▶ [The data]:

## begin

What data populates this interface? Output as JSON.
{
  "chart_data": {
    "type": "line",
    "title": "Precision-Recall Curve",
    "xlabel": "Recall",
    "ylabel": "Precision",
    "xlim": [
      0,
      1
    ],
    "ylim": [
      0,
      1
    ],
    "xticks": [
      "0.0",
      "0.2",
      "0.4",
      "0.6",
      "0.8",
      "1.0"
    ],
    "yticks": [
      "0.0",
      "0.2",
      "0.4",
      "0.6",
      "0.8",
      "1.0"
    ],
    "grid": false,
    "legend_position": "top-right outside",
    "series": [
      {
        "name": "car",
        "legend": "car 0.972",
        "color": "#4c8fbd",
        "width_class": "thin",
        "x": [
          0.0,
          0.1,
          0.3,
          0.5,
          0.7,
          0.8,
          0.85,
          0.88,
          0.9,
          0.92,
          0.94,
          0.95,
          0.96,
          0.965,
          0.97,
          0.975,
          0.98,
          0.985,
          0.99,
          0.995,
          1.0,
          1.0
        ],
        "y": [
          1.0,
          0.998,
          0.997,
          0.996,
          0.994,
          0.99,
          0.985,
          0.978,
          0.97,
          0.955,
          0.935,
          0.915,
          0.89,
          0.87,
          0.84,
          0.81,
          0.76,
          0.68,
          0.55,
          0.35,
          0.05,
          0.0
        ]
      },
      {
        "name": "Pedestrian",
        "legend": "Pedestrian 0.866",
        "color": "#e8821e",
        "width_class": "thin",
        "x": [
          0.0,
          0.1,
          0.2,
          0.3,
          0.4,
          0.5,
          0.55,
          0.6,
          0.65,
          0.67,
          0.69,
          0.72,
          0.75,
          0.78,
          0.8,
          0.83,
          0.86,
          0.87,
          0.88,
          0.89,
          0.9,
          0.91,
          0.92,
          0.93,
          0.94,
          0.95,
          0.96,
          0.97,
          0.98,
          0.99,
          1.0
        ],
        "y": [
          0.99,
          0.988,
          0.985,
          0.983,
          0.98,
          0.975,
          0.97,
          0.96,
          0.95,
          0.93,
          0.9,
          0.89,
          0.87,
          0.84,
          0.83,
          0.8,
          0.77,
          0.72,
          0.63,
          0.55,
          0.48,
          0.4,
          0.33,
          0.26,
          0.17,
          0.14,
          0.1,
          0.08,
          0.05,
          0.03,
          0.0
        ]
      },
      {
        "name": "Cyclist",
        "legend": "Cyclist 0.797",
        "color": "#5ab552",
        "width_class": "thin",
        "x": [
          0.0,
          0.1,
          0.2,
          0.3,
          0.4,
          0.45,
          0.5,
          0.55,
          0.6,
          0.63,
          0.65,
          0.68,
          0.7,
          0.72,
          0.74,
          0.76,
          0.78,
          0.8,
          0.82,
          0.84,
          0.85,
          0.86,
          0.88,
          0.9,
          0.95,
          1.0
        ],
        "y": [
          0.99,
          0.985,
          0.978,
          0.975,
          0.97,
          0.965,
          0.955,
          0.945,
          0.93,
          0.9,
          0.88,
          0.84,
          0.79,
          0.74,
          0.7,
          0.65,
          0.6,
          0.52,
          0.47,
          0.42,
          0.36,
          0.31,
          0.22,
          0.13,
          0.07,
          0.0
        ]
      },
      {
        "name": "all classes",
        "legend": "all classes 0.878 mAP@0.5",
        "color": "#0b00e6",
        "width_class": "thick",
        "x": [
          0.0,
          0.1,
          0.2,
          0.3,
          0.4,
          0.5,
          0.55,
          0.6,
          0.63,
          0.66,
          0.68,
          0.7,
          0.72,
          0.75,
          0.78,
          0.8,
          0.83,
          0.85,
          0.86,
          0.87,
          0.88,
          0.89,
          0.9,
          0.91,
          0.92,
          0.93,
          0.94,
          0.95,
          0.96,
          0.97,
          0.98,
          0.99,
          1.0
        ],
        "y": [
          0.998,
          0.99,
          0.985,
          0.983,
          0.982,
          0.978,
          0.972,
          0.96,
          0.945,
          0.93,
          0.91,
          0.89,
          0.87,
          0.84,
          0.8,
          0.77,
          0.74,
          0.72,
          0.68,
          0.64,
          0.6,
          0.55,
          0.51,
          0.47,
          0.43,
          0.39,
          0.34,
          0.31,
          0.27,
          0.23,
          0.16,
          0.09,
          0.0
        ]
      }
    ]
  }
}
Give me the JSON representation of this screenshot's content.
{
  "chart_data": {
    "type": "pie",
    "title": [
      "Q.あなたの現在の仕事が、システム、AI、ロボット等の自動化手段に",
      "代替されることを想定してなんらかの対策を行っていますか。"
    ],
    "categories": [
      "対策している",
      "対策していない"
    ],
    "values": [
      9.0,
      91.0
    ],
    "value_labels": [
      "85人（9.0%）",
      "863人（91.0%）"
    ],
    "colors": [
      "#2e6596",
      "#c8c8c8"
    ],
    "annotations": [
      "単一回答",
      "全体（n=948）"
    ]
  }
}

## end

▶ [What is being asked]:
Restate the records, all of them, precisely as written.

▶ [Task solution]:
What data populates this interface? Output as JSON.
{
  "chart_data": {
    "type": "line",
    "title": "Precision-Recall Curve",
    "xlabel": "Recall",
    "ylabel": "Precision",
    "xlim": [
      0,
      1
    ],
    "ylim": [
      0,
      1
    ],
    "xticks": [
      "0.0",
      "0.2",
      "0.4",
      "0.6",
      "0.8",
      "1.0"
    ],
    "yticks": [
      "0.0",
      "0.2",
      "0.4",
      "0.6",
      "0.8",
      "1.0"
    ],
    "grid": false,
    "legend_position": "top-right outside",
    "series": [
      {
        "name": "car",
        "legend": "car 0.972",
        "color": "#4c8fbd",
        "width_class": "thin",
        "x": [
          0.0,
          0.1,
          0.3,
          0.5,
          0.7,
          0.8,
          0.85,
          0.88,
          0.9,
          0.92,
          0.94,
          0.95,
          0.96,
          0.965,
          0.97,
          0.975,
          0.98,
          0.985,
          0.99,
          0.995,
          1.0,
          1.0
        ],
        "y": [
          1.0,
          0.998,
          0.997,
          0.996,
          0.994,
          0.99,
          0.985,
          0.978,
          0.97,
          0.955,
          0.935,
          0.915,
          0.89,
          0.87,
          0.84,
          0.81,
          0.76,
          0.68,
          0.55,
          0.35,
          0.05,
          0.0
        ]
      },
      {
        "name": "Pedestrian",
        "legend": "Pedestrian 0.866",
        "color": "#e8821e",
        "width_class": "thin",
        "x": [
          0.0,
          0.1,
          0.2,
          0.3,
          0.4,
          0.5,
          0.55,
          0.6,
          0.65,
          0.67,
          0.69,
          0.72,
          0.75,
          0.78,
          0.8,
          0.83,
          0.86,
          0.87,
          0.88,
          0.89,
          0.9,
          0.91,
          0.92,
          0.93,
          0.94,
          0.95,
          0.96,
          0.97,
          0.98,
          0.99,
          1.0
        ],
        "y": [
          0.99,
          0.988,
          0.985,
          0.983,
          0.98,
          0.975,
          0.97,
          0.96,
          0.95,
          0.93,
          0.9,
          0.89,
          0.87,
          0.84,
          0.83,
          0.8,
          0.77,
          0.72,
          0.63,
          0.55,
          0.48,
          0.4,
          0.33,
          0.26,
          0.17,
          0.14,
          0.1,
          0.08,
          0.05,
          0.03,
          0.0
        ]
      },
      {
        "name": "Cyclist",
        "legend": "Cyclist 0.797",
        "color": "#5ab552",
        "width_class": "thin",
        "x": [
          0.0,
          0.1,
          0.2,
          0.3,
          0.4,
          0.45,
          0.5,
          0.55,
          0.6,
          0.63,
          0.65,
          0.68,
          0.7,
          0.72,
          0.74,
          0.76,
          0.78,
          0.8,
          0.82,
          0.84,
          0.85,
          0.86,
          0.88,
          0.9,
          0.95,
          1.0
        ],
        "y": [
          0.99,
          0.985,
          0.978,
          0.975,
          0.97,
          0.965,
          0.955,
          0.945,
          0.93,
          0.9,
          0.88,
          0.84,
          0.79,
          0.74,
          0.7,
          0.65,
          0.6,
          0.52,
          0.47,
          0.42,
          0.36,
          0.31,
          0.22,
          0.13,
          0.07,
          0.0
        ]
      },
      {
        "name": "all classes",
        "legend": "all classes 0.878 mAP@0.5",
        "color": "#0b00e6",
        "width_class": "thick",
        "x": [
          0.0,
          0.1,
          0.2,
          0.3,
          0.4,
          0.5,
          0.55,
          0.6,
          0.63,
          0.66,
          0.68,
          0.7,
          0.72,
          0.75,
          0.78,
          0.8,
          0.83,
          0.85,
          0.86,
          0.87,
          0.88,
          0.89,
          0.9,
          0.91,
          0.92,
          0.93,
          0.94,
          0.95,
          0.96,
          0.97,
          0.98,
          0.99,
          1.0
        ],
        "y": [
          0.998,
          0.99,
          0.985,
          0.983,
          0.982,
          0.978,
          0.972,
          0.96,
          0.945,
          0.93,
          0.91,
          0.89,
          0.87,
          0.84,
          0.8,
          0.77,
          0.74,
          0.72,
          0.68,
          0.64,
          0.6,
          0.55,
          0.51,
          0.47,
          0.43,
          0.39,
          0.34,
          0.31,
          0.27,
          0.23,
          0.16,
          0.09,
          0.0
        ]
      }
    ]
  }
}
Give me the JSON representation of this screenshot's content.
{
  "chart_data": {
    "type": "pie",
    "title": [
      "Q.あなたの現在の仕事が、システム、AI、ロボット等の自動化手段に",
      "代替されることを想定してなんらかの対策を行っていますか。"
    ],
    "categories": [
      "対策している",
      "対策していない"
    ],
    "values": [
      9.0,
      91.0
    ],
    "value_labels": [
      "85人（9.0%）",
      "863人（91.0%）"
    ],
    "colors": [
      "#2e6596",
      "#c8c8c8"
    ],
    "annotations": [
      "単一回答",
      "全体（n=948）"
    ]
  }
}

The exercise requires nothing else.